* START The data *
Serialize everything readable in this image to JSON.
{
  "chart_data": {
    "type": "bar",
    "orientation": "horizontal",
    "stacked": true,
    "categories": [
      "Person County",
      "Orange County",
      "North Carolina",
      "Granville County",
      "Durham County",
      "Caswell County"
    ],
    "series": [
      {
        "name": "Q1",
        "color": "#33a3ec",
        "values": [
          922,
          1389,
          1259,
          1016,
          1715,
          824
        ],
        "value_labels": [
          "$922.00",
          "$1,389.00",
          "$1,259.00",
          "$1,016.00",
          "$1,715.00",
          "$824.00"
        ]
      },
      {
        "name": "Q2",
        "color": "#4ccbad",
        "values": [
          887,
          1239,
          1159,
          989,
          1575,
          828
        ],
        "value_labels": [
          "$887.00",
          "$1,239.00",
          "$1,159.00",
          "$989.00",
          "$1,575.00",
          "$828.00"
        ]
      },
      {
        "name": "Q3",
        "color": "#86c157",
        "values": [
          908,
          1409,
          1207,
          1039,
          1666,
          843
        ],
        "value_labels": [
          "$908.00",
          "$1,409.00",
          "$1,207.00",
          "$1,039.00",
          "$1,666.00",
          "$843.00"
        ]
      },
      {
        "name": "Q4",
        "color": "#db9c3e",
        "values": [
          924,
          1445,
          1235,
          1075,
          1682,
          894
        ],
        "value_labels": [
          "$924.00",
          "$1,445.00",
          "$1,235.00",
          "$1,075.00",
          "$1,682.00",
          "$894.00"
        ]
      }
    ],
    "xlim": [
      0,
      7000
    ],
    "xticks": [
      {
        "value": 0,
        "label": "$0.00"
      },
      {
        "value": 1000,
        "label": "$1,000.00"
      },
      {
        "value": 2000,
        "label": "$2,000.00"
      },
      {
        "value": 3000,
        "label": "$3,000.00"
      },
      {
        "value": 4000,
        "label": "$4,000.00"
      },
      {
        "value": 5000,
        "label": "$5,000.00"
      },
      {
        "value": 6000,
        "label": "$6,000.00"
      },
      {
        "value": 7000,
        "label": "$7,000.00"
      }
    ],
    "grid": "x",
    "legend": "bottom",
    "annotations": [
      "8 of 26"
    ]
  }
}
* END The data *
*Request:* Select every line in the material above where the string "County" occurs, and copy it.

*Problem solution:*
      "Person County",
      "Orange County",
      "Granville County",
      "Durham County",
      "Caswell County"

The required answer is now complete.